** Start of RECORDED INFORMATION **
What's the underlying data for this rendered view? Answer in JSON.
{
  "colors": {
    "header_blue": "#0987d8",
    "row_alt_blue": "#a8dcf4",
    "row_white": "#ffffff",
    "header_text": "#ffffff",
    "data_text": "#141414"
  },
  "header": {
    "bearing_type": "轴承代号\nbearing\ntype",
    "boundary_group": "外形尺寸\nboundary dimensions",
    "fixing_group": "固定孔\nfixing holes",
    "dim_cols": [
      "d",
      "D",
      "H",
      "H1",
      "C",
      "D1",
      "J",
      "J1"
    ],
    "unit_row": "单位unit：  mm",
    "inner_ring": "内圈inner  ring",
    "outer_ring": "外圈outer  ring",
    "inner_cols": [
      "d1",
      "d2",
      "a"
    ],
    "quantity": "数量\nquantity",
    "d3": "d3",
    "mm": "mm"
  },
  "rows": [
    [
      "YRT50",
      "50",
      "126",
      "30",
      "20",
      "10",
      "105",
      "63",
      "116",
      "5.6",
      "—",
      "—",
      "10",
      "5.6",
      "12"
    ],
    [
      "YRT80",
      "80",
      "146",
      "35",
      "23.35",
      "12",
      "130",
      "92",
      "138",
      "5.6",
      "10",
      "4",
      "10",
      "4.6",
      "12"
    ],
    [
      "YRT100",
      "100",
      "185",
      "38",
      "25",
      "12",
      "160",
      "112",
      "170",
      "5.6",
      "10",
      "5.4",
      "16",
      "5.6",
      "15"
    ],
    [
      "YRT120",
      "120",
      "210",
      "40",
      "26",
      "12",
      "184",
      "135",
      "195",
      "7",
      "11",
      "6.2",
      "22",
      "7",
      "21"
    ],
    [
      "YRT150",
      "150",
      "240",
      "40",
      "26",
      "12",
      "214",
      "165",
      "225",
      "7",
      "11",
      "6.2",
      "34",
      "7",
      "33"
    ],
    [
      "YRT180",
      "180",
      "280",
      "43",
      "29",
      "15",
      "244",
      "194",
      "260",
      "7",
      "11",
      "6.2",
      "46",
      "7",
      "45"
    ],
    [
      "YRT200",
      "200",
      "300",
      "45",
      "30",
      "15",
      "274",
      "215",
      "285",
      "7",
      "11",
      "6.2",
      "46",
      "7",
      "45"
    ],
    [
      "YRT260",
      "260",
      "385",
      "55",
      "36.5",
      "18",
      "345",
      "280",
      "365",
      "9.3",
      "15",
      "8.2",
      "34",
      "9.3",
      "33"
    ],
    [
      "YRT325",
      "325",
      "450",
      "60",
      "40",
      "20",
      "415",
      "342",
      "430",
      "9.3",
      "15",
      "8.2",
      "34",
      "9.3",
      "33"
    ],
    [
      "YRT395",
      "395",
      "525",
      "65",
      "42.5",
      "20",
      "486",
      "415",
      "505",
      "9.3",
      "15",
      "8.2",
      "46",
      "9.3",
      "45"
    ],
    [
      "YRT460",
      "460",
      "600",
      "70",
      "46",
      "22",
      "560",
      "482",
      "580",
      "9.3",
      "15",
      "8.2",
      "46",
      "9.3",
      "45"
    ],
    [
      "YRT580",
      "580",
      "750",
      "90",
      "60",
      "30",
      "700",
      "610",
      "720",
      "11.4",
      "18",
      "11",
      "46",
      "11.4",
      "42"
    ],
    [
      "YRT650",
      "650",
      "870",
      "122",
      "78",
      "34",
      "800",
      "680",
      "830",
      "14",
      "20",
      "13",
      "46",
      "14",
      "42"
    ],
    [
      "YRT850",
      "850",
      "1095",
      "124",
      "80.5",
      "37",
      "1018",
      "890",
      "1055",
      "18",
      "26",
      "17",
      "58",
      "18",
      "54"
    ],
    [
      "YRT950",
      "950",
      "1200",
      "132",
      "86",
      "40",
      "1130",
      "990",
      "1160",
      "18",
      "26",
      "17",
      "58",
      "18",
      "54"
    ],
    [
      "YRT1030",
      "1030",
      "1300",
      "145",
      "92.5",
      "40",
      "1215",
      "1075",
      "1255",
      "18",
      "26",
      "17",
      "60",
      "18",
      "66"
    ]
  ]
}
** End of RECORDED INFORMATION **
> **BRIEF**
Copy every record exactly, with nothing added or dropped.

> **WRITTEN RESPONSE**
What's the underlying data for this rendered view? Answer in JSON.
{
  "colors": {
    "header_blue": "#0987d8",
    "row_alt_blue": "#a8dcf4",
    "row_white": "#ffffff",
    "header_text": "#ffffff",
    "data_text": "#141414"
  },
  "header": {
    "bearing_type": "轴承代号\nbearing\ntype",
    "boundary_group": "外形尺寸\nboundary dimensions",
    "fixing_group": "固定孔\nfixing holes",
    "dim_cols": [
      "d",
      "D",
      "H",
      "H1",
      "C",
      "D1",
      "J",
      "J1"
    ],
    "unit_row": "单位unit：  mm",
    "inner_ring": "内圈inner  ring",
    "outer_ring": "外圈outer  ring",
    "inner_cols": [
      "d1",
      "d2",
      "a"
    ],
    "quantity": "数量\nquantity",
    "d3": "d3",
    "mm": "mm"
  },
  "rows": [
    [
      "YRT50",
      "50",
      "126",
      "30",
      "20",
      "10",
      "105",
      "63",
      "116",
      "5.6",
      "—",
      "—",
      "10",
      "5.6",
      "12"
    ],
    [
      "YRT80",
      "80",
      "146",
      "35",
      "23.35",
      "12",
      "130",
      "92",
      "138",
      "5.6",
      "10",
      "4",
      "10",
      "4.6",
      "12"
    ],
    [
      "YRT100",
      "100",
      "185",
      "38",
      "25",
      "12",
      "160",
      "112",
      "170",
      "5.6",
      "10",
      "5.4",
      "16",
      "5.6",
      "15"
    ],
    [
      "YRT120",
      "120",
      "210",
      "40",
      "26",
      "12",
      "184",
      "135",
      "195",
      "7",
      "11",
      "6.2",
      "22",
      "7",
      "21"
    ],
    [
      "YRT150",
      "150",
      "240",
      "40",
      "26",
      "12",
      "214",
      "165",
      "225",
      "7",
      "11",
      "6.2",
      "34",
      "7",
      "33"
    ],
    [
      "YRT180",
      "180",
      "280",
      "43",
      "29",
      "15",
      "244",
      "194",
      "260",
      "7",
      "11",
      "6.2",
      "46",
      "7",
      "45"
    ],
    [
      "YRT200",
      "200",
      "300",
      "45",
      "30",
      "15",
      "274",
      "215",
      "285",
      "7",
      "11",
      "6.2",
      "46",
      "7",
      "45"
    ],
    [
      "YRT260",
      "260",
      "385",
      "55",
      "36.5",
      "18",
      "345",
      "280",
      "365",
      "9.3",
      "15",
      "8.2",
      "34",
      "9.3",
      "33"
    ],
    [
      "YRT325",
      "325",
      "450",
      "60",
      "40",
      "20",
      "415",
      "342",
      "430",
      "9.3",
      "15",
      "8.2",
      "34",
      "9.3",
      "33"
    ],
    [
      "YRT395",
      "395",
      "525",
      "65",
      "42.5",
      "20",
      "486",
      "415",
      "505",
      "9.3",
      "15",
      "8.2",
      "46",
      "9.3",
      "45"
    ],
    [
      "YRT460",
      "460",
      "600",
      "70",
      "46",
      "22",
      "560",
      "482",
      "580",
      "9.3",
      "15",
      "8.2",
      "46",
      "9.3",
      "45"
    ],
    [
      "YRT580",
      "580",
      "750",
      "90",
      "60",
      "30",
      "700",
      "610",
      "720",
      "11.4",
      "18",
      "11",
      "46",
      "11.4",
      "42"
    ],
    [
      "YRT650",
      "650",
      "870",
      "122",
      "78",
      "34",
      "800",
      "680",
      "830",
      "14",
      "20",
      "13",
      "46",
      "14",
      "42"
    ],
    [
      "YRT850",
      "850",
      "1095",
      "124",
      "80.5",
      "37",
      "1018",
      "890",
      "1055",
      "18",
      "26",
      "17",
      "58",
      "18",
      "54"
    ],
    [
      "YRT950",
      "950",
      "1200",
      "132",
      "86",
      "40",
      "1130",
      "990",
      "1160",
      "18",
      "26",
      "17",
      "58",
      "18",
      "54"
    ],
    [
      "YRT1030",
      "1030",
      "1300",
      "145",
      "92.5",
      "40",
      "1215",
      "1075",
      "1255",
      "18",
      "26",
      "17",
      "60",
      "18",
      "66"
    ]
  ]
}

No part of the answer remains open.